**Items from a data source**.
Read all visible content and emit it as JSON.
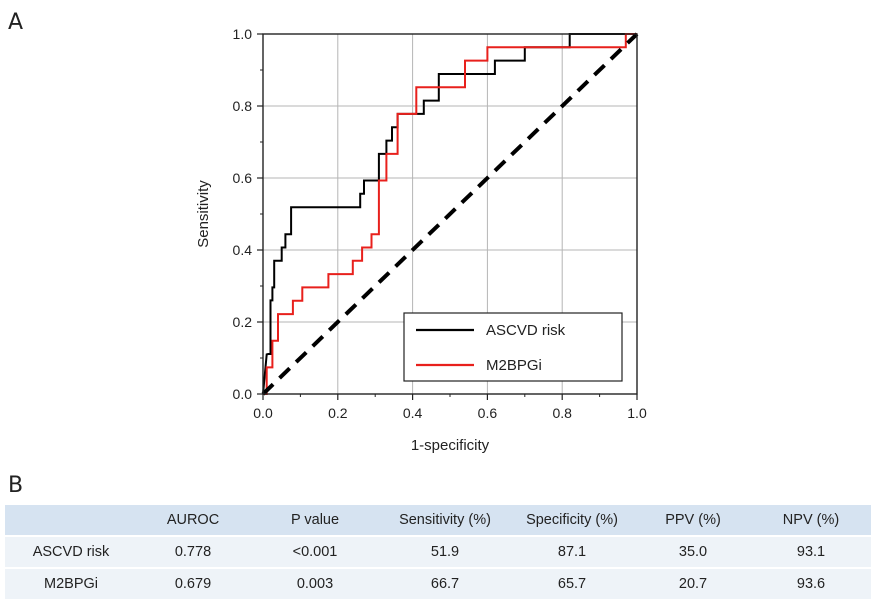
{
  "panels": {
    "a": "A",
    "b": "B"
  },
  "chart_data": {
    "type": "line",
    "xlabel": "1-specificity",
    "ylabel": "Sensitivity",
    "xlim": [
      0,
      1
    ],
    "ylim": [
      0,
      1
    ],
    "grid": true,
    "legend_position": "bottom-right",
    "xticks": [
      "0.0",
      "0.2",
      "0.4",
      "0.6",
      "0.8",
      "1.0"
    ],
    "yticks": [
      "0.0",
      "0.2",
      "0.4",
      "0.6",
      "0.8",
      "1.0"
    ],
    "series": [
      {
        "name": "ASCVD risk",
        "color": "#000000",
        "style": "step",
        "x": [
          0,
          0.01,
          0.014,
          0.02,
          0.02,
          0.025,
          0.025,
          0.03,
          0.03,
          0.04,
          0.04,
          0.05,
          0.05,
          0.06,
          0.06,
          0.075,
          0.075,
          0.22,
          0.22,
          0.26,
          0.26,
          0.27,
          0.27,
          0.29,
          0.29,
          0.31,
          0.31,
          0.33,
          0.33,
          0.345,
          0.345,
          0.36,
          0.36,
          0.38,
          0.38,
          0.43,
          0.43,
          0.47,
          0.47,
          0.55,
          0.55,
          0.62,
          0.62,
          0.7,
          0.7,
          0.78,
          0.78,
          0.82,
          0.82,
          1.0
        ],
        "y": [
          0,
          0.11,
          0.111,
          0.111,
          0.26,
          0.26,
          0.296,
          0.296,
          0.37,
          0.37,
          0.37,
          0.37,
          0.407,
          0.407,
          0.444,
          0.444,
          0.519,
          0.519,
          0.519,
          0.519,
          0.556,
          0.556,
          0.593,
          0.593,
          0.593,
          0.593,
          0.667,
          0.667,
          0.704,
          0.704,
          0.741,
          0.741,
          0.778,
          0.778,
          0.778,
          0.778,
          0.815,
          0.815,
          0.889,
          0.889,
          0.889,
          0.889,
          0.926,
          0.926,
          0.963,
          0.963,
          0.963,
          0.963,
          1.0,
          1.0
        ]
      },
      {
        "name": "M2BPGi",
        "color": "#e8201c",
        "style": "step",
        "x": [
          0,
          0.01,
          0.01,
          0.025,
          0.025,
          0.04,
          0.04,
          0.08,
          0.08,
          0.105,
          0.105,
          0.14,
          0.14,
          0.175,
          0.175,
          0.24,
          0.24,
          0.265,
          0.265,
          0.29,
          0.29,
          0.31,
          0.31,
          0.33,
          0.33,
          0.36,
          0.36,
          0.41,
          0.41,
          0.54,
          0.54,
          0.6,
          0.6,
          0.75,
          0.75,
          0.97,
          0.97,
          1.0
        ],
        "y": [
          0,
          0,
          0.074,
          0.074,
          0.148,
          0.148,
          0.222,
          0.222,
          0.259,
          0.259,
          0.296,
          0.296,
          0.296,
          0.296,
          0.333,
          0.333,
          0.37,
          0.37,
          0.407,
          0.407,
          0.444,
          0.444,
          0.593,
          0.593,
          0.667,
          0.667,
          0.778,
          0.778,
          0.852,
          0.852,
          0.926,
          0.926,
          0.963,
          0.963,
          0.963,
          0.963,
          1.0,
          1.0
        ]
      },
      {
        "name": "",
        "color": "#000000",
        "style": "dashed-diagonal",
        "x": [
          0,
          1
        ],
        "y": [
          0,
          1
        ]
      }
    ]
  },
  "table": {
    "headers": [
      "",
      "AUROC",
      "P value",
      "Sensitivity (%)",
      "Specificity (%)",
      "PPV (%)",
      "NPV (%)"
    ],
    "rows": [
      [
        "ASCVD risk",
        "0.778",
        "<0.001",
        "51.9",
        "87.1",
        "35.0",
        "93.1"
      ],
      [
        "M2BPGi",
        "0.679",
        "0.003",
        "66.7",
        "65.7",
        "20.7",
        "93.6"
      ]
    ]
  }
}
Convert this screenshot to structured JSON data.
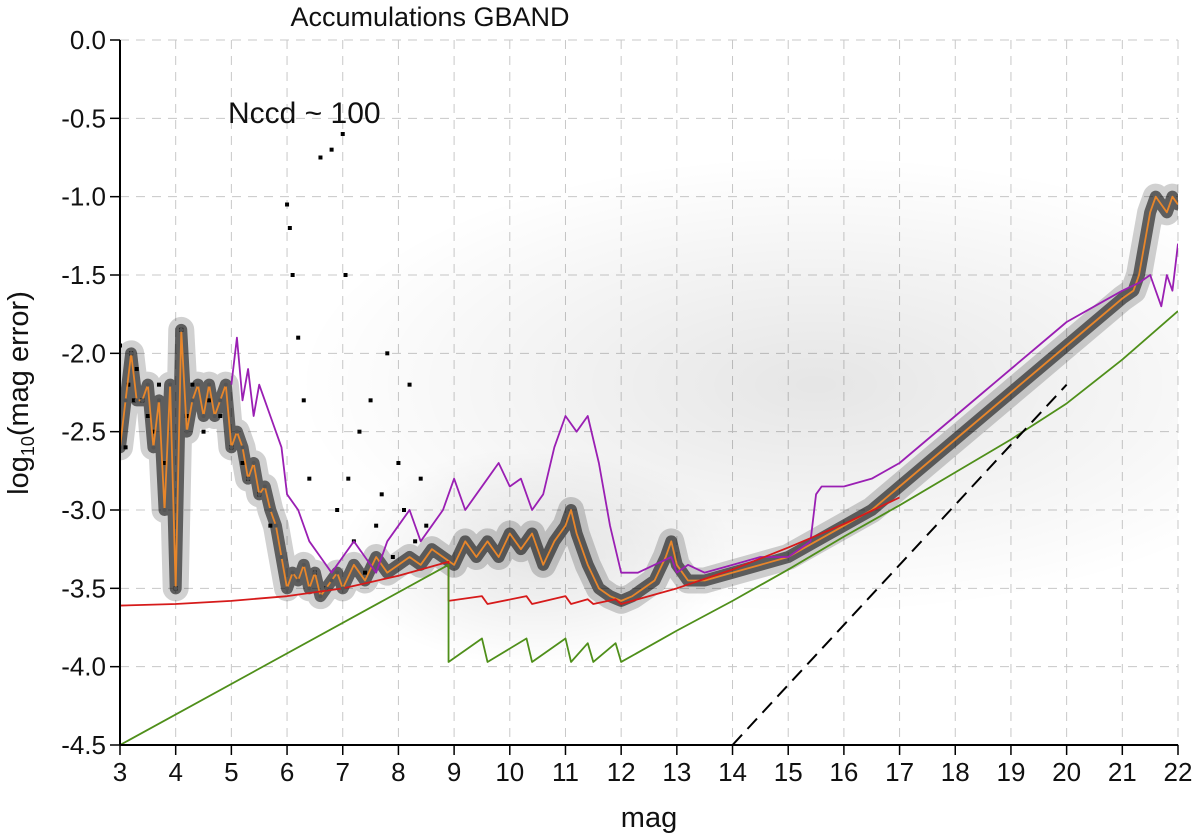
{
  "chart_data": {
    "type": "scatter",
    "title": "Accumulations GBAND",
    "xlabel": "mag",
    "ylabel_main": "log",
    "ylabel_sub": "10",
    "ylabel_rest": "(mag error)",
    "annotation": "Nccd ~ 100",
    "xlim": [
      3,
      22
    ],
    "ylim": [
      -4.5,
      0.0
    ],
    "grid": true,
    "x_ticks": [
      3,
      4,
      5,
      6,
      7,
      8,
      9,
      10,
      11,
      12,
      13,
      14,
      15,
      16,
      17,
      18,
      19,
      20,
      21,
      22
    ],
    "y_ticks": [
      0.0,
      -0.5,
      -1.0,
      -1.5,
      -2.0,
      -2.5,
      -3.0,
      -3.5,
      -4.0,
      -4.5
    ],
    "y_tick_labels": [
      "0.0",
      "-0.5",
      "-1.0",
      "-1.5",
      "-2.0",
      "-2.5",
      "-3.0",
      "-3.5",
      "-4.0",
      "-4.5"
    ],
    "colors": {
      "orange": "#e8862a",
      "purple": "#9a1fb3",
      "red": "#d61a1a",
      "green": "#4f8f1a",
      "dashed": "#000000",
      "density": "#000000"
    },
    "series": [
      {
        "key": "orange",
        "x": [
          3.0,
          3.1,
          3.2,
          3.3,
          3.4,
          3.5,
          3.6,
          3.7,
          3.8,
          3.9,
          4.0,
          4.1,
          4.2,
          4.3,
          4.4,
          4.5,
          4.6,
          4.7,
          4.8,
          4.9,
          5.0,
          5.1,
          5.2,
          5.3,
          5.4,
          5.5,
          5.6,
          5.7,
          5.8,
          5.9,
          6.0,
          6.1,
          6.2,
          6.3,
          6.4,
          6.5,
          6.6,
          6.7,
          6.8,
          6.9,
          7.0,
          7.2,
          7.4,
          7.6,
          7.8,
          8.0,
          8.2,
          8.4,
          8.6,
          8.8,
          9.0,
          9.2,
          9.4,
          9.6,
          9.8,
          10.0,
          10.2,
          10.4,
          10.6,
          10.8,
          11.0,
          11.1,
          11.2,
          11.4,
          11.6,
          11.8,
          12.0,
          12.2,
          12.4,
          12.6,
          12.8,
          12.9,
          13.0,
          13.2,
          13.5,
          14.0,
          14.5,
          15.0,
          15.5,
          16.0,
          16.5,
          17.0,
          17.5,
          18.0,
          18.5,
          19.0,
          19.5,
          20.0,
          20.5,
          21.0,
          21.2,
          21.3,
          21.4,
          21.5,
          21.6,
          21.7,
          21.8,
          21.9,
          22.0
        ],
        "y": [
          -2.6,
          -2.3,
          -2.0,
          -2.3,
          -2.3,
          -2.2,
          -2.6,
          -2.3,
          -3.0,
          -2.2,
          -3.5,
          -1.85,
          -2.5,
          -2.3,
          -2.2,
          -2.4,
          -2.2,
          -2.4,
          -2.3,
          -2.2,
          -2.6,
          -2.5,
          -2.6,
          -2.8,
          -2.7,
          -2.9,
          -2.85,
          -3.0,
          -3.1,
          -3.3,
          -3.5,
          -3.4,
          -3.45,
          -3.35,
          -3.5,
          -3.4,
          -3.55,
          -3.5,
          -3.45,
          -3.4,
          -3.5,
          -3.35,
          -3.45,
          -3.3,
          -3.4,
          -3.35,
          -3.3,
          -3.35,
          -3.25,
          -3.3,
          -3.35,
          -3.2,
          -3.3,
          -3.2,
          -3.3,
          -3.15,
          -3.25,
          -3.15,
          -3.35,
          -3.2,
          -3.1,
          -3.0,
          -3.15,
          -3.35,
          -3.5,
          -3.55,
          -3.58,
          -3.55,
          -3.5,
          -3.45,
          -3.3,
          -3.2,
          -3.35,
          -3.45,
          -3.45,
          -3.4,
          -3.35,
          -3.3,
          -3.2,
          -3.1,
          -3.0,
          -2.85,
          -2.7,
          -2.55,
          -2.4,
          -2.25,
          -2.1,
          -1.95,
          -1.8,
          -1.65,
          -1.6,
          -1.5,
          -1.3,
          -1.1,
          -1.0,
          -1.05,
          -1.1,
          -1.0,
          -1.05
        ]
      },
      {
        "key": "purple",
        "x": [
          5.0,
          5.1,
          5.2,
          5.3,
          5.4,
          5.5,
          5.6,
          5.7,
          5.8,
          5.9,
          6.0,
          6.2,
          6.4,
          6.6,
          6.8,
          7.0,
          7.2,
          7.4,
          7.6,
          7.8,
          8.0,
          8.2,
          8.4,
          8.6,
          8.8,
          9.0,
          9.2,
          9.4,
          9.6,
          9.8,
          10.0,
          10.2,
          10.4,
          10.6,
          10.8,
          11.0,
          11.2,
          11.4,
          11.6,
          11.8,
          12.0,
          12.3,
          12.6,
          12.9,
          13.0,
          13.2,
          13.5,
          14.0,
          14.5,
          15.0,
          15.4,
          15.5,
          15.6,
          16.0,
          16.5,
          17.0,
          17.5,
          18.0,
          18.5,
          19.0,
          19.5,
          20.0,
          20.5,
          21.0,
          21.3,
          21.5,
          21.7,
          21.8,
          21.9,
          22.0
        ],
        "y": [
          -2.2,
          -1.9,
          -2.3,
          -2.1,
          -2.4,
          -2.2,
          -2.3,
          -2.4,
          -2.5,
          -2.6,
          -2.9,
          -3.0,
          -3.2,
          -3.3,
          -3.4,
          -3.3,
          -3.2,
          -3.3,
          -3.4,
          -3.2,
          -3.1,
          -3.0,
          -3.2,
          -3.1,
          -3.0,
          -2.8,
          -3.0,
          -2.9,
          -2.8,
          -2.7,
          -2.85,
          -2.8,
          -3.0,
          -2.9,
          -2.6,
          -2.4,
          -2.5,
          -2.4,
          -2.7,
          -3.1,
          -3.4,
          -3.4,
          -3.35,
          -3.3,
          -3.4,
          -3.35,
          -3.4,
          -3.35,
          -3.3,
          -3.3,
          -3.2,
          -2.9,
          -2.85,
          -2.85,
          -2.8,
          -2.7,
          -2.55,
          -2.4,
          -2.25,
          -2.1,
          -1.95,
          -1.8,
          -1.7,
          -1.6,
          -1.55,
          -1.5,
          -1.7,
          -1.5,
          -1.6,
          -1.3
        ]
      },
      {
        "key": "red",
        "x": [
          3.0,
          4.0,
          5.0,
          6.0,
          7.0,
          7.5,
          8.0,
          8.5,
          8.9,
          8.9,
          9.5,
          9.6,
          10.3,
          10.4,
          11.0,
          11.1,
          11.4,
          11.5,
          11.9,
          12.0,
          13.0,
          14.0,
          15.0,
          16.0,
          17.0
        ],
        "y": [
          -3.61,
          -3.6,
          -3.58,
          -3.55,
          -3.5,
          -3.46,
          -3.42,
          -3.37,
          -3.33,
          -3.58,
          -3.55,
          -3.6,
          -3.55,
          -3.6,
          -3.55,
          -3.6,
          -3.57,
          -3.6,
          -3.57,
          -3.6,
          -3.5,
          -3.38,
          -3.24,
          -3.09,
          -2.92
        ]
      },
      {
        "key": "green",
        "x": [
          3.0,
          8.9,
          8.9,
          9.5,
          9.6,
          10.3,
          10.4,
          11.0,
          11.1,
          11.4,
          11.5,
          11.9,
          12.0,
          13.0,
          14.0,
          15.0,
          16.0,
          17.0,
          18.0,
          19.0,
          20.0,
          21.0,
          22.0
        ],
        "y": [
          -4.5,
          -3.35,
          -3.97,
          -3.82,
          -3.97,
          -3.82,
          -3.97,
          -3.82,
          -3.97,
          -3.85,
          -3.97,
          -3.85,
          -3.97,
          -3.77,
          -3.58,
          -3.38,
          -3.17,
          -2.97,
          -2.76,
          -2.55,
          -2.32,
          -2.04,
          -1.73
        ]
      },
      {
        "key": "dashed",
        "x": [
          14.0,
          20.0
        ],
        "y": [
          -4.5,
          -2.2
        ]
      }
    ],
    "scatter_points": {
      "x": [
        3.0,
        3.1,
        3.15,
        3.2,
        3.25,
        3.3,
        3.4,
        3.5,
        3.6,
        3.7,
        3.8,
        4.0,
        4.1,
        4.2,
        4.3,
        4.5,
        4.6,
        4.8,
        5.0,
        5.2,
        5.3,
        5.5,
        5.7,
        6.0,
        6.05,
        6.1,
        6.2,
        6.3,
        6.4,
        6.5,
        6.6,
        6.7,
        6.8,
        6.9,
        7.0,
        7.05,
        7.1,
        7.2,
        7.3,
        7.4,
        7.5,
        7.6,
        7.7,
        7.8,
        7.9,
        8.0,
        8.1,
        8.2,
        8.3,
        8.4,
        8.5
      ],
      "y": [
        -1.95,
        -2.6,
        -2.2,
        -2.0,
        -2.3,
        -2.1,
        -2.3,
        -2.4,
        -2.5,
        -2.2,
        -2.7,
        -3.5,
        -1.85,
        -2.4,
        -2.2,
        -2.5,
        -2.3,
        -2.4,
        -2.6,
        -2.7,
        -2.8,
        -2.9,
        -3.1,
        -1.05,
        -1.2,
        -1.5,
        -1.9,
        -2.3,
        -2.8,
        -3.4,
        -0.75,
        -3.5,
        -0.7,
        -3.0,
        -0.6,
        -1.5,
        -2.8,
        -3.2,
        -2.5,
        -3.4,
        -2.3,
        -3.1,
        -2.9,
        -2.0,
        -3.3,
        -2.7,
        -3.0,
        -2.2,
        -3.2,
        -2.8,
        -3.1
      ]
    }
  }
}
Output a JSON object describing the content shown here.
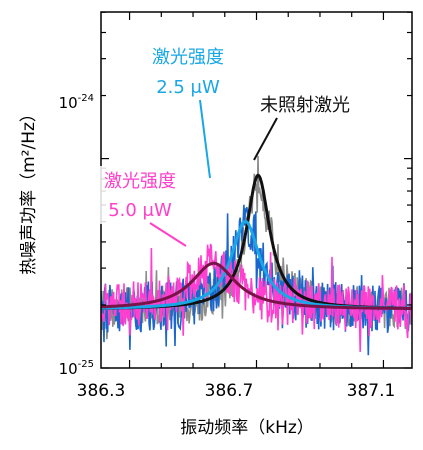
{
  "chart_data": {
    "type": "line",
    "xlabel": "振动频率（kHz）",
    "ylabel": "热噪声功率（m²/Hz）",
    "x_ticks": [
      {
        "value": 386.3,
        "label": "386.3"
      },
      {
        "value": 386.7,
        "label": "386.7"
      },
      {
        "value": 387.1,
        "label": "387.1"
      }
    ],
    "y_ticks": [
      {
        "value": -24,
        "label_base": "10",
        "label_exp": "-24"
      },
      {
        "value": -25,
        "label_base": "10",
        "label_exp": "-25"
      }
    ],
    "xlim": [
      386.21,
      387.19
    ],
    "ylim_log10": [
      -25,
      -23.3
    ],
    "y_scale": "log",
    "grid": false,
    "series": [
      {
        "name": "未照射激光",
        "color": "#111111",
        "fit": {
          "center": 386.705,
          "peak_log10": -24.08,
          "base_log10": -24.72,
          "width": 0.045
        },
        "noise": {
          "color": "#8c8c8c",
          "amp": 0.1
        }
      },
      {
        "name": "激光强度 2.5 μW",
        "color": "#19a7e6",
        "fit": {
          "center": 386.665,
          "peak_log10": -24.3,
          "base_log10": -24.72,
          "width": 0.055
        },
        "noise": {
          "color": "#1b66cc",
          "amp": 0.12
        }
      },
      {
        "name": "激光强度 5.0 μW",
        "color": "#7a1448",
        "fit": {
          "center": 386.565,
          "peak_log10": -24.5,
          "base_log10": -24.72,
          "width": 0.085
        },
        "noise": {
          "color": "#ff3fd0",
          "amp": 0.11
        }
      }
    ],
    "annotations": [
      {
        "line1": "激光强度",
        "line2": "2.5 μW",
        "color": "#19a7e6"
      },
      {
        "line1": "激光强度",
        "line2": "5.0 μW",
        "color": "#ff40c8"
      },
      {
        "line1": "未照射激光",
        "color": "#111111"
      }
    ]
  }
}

**SET PROBLEM**.
Exactly the lines from the one with "Output a JSON" through the end of the listing above are to be repeated, with no pictures.

**OUTPUT OF THE TASK**.
Output a JSON object describing the content shown here.
{
  "chart_data": {
    "type": "line",
    "xlabel": "振动频率（kHz）",
    "ylabel": "热噪声功率（m²/Hz）",
    "x_ticks": [
      {
        "value": 386.3,
        "label": "386.3"
      },
      {
        "value": 386.7,
        "label": "386.7"
      },
      {
        "value": 387.1,
        "label": "387.1"
      }
    ],
    "y_ticks": [
      {
        "value": -24,
        "label_base": "10",
        "label_exp": "-24"
      },
      {
        "value": -25,
        "label_base": "10",
        "label_exp": "-25"
      }
    ],
    "xlim": [
      386.21,
      387.19
    ],
    "ylim_log10": [
      -25,
      -23.3
    ],
    "y_scale": "log",
    "grid": false,
    "series": [
      {
        "name": "未照射激光",
        "color": "#111111",
        "fit": {
          "center": 386.705,
          "peak_log10": -24.08,
          "base_log10": -24.72,
          "width": 0.045
        },
        "noise": {
          "color": "#8c8c8c",
          "amp": 0.1
        }
      },
      {
        "name": "激光强度 2.5 μW",
        "color": "#19a7e6",
        "fit": {
          "center": 386.665,
          "peak_log10": -24.3,
          "base_log10": -24.72,
          "width": 0.055
        },
        "noise": {
          "color": "#1b66cc",
          "amp": 0.12
        }
      },
      {
        "name": "激光强度 5.0 μW",
        "color": "#7a1448",
        "fit": {
          "center": 386.565,
          "peak_log10": -24.5,
          "base_log10": -24.72,
          "width": 0.085
        },
        "noise": {
          "color": "#ff3fd0",
          "amp": 0.11
        }
      }
    ],
    "annotations": [
      {
        "line1": "激光强度",
        "line2": "2.5 μW",
        "color": "#19a7e6"
      },
      {
        "line1": "激光强度",
        "line2": "5.0 μW",
        "color": "#ff40c8"
      },
      {
        "line1": "未照射激光",
        "color": "#111111"
      }
    ]
  }
}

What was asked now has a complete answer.